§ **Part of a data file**
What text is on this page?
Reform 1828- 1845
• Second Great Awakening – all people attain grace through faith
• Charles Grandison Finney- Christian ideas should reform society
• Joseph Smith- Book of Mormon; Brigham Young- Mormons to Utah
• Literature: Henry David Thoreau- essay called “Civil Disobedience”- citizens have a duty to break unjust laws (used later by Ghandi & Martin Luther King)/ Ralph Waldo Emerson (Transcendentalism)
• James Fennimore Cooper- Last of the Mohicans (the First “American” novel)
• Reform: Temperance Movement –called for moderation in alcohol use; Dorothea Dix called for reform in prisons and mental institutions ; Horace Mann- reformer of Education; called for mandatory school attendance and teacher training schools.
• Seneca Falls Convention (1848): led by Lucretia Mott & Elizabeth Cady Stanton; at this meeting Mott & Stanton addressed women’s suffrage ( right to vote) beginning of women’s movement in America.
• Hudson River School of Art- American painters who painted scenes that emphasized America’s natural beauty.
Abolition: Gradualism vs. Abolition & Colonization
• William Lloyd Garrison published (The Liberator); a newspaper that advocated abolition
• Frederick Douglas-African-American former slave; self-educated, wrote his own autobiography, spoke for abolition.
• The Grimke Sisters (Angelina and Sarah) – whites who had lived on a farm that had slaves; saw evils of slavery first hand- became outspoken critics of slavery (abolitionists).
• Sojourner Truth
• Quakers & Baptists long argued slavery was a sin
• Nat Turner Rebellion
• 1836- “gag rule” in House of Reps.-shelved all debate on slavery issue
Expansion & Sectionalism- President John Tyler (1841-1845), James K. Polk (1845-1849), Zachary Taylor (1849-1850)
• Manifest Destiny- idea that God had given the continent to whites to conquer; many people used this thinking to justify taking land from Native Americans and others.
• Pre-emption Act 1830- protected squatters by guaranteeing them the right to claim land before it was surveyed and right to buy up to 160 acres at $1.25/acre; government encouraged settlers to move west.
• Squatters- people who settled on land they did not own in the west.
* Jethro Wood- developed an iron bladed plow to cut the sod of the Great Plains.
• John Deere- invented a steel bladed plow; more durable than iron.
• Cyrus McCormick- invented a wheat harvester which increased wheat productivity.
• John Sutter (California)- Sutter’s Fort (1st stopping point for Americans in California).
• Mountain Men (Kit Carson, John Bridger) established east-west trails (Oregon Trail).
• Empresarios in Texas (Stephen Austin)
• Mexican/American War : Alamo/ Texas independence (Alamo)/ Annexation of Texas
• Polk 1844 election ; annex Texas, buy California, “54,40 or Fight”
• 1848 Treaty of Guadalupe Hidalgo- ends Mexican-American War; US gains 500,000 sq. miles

§ **EXERCISE DIRECTIONS**
Look through the data above. Find each line with the string "land" and copy it.

§ **EXERCISE OUTPUT**
• Manifest Destiny- idea that God had given the continent to whites to conquer; many people used this thinking to justify taking land from Native Americans and others.
• Pre-emption Act 1830- protected squatters by guaranteeing them the right to claim land before it was surveyed and right to buy up to 160 acres at $1.25/acre; government encouraged settlers to move west.
• Squatters- people who settled on land they did not own in the west.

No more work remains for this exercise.